_The problem_.
Find how many lines of the listing include the string "America", and report only that figure.

%%

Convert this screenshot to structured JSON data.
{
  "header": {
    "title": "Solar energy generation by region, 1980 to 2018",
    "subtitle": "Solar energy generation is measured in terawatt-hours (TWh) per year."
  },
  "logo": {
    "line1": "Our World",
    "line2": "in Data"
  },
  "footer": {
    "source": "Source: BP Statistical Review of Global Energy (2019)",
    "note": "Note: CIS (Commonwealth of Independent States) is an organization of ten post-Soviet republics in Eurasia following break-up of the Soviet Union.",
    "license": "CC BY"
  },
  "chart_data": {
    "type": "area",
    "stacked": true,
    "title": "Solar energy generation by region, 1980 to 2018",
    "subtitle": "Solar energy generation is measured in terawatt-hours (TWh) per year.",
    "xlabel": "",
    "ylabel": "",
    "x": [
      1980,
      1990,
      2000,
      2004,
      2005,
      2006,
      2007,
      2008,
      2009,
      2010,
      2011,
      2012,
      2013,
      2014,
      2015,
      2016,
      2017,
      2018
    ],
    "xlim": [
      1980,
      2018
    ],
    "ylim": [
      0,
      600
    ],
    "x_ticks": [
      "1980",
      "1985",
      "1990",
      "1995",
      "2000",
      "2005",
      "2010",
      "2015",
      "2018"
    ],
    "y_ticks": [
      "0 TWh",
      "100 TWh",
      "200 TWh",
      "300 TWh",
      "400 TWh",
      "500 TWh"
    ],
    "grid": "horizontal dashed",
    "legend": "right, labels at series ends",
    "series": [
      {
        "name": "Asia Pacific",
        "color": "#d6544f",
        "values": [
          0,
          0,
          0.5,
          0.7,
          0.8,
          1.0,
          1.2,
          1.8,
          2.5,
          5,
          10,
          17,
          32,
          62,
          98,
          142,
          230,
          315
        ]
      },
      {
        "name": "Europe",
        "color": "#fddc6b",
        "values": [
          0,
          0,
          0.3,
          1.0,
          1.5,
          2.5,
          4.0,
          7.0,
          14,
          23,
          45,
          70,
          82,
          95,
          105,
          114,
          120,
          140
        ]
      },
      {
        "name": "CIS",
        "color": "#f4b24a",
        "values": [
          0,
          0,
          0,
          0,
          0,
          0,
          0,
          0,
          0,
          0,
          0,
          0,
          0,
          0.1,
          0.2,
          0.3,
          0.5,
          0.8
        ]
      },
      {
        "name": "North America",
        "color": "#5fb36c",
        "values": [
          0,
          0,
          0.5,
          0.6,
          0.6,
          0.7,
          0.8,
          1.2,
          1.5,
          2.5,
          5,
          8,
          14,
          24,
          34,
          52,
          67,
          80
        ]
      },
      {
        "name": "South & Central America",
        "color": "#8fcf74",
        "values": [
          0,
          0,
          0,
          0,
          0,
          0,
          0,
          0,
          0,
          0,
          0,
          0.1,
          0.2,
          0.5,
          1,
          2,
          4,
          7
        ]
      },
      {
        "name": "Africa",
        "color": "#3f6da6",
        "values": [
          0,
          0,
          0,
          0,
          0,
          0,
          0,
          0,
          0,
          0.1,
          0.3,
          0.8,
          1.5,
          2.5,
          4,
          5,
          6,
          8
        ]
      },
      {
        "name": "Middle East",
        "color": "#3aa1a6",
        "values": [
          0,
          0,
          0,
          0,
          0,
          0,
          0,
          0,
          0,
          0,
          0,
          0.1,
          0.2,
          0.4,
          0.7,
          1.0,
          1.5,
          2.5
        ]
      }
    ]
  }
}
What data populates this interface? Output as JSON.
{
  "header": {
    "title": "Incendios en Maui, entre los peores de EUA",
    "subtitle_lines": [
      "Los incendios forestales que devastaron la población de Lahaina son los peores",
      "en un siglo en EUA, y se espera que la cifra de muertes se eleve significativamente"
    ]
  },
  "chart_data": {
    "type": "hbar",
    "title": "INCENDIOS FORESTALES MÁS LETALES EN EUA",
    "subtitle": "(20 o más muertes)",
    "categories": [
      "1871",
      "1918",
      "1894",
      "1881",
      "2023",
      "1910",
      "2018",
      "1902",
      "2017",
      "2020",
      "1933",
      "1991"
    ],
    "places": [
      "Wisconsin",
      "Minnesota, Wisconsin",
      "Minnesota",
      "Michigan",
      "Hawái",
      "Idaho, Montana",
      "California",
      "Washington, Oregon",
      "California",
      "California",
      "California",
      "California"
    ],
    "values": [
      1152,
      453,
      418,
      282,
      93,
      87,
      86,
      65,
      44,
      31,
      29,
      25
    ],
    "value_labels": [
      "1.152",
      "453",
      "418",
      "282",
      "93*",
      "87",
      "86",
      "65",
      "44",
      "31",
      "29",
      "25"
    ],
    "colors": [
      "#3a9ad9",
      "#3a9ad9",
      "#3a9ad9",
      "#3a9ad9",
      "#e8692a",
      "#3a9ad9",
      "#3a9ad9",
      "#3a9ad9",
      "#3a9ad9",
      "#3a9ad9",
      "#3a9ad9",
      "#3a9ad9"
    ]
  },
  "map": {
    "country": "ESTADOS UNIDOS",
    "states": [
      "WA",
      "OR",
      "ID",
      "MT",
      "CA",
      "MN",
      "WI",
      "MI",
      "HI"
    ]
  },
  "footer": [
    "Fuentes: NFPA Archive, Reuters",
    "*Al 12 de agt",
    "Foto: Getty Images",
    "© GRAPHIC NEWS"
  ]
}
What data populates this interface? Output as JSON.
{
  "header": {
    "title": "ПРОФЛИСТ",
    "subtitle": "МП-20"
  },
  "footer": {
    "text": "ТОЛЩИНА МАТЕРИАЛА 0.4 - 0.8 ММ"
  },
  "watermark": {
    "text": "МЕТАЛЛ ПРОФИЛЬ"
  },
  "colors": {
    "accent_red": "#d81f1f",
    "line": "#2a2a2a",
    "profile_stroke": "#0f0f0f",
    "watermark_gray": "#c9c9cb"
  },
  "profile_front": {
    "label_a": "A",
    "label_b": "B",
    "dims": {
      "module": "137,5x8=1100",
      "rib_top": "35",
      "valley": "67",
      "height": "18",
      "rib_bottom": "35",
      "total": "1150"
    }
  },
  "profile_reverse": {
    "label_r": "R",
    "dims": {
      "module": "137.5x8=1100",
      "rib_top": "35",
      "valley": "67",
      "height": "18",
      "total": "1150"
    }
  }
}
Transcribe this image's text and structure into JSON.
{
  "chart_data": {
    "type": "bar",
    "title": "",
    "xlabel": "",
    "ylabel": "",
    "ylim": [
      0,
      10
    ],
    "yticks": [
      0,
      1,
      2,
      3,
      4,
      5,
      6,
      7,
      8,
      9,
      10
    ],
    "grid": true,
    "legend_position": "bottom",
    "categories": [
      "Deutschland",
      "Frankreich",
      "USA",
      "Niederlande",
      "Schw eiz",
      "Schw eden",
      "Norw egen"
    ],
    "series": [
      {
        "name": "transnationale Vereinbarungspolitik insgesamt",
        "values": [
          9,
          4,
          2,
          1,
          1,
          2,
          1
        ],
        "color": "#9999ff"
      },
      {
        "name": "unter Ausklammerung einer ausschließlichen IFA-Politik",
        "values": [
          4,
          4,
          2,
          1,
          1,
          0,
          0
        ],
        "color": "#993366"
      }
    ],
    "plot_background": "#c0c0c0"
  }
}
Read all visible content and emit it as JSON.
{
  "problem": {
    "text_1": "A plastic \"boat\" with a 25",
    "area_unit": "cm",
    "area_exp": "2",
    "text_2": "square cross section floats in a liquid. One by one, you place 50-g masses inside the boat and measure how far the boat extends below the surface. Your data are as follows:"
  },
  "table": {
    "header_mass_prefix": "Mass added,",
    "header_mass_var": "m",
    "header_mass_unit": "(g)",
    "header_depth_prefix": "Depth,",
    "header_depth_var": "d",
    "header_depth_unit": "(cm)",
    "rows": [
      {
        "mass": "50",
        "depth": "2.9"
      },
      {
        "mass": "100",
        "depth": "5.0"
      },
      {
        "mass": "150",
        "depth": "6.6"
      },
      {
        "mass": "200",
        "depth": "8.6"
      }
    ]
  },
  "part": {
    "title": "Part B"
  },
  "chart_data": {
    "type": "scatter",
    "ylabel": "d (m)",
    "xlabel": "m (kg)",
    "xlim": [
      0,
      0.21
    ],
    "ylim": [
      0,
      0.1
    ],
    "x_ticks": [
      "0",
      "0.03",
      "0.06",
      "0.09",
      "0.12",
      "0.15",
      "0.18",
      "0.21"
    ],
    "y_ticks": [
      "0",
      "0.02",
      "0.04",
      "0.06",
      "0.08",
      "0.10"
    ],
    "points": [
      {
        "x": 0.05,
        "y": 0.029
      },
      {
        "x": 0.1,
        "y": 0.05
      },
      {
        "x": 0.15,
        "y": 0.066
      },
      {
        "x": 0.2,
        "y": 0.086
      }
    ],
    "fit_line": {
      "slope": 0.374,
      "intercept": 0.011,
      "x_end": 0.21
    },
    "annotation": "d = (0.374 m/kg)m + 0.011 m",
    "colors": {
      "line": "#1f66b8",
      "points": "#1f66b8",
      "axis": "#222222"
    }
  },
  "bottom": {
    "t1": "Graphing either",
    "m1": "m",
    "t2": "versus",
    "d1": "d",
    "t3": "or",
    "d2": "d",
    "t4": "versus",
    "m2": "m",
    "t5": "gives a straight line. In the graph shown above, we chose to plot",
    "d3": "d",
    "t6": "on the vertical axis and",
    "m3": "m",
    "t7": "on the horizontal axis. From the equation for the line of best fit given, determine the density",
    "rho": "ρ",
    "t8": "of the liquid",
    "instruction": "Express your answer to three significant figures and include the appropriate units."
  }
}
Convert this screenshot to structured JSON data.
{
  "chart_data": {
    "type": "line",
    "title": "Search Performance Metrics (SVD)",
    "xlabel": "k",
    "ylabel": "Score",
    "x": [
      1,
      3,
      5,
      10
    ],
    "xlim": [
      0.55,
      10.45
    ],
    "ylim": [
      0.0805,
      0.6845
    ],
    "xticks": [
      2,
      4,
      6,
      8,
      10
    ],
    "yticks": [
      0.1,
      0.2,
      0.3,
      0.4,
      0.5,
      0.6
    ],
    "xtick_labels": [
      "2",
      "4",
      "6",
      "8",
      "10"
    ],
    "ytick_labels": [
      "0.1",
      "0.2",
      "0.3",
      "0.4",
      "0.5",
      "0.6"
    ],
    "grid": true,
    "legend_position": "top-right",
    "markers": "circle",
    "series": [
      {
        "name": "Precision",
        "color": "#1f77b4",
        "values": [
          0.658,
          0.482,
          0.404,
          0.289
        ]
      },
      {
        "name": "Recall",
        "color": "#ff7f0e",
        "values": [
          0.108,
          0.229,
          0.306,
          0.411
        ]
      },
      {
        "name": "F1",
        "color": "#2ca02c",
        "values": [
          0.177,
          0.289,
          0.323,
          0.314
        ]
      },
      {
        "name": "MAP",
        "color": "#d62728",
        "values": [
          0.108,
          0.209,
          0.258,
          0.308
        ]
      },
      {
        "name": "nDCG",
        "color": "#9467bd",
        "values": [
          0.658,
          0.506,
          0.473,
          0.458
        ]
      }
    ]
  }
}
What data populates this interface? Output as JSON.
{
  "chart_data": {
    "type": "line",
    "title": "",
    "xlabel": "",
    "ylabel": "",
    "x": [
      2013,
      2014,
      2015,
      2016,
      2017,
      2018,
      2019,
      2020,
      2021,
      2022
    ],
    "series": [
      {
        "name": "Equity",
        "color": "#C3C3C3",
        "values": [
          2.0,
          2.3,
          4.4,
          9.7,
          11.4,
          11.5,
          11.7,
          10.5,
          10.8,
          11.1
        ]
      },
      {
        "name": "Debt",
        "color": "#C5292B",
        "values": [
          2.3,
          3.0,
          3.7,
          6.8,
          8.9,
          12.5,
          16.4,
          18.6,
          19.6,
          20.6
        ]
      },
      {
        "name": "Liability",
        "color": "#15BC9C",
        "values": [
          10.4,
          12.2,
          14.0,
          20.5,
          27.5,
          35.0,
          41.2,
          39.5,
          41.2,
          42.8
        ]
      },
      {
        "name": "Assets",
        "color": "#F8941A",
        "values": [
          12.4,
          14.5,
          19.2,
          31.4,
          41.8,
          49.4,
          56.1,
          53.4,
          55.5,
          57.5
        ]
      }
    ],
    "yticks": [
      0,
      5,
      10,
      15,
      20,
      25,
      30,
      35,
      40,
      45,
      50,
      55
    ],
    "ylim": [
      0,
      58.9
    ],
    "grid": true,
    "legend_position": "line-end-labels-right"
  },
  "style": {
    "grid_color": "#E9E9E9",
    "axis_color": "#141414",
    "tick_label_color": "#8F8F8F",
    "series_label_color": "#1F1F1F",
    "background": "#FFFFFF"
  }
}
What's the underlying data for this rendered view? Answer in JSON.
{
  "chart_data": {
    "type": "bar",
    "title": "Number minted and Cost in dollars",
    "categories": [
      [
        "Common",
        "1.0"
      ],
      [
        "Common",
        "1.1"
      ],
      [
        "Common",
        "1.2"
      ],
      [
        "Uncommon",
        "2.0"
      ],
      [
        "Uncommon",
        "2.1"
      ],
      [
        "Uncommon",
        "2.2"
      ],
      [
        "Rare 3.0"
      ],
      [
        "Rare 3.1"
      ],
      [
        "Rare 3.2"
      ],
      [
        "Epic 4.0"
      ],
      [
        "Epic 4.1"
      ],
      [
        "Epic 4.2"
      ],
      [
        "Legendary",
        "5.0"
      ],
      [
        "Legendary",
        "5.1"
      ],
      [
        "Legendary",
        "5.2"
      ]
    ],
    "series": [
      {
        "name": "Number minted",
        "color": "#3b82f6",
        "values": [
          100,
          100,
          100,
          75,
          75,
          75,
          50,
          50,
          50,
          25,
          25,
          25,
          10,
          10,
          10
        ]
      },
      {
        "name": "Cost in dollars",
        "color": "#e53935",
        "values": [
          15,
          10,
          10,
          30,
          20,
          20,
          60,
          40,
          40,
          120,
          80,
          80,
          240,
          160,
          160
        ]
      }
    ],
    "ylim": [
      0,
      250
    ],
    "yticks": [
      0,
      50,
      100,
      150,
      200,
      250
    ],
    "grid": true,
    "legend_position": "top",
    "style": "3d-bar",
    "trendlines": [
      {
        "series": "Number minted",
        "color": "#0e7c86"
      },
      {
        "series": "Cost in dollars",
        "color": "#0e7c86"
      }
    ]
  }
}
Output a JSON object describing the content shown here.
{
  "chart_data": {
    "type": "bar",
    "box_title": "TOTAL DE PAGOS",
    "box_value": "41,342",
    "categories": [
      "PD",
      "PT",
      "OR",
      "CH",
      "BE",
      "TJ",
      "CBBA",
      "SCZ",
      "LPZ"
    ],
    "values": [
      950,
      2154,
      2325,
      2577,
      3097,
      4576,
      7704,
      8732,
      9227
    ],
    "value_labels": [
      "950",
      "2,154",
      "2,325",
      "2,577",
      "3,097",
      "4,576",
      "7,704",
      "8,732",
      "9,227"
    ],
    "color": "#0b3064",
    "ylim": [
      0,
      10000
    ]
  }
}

%%

_The result_.
2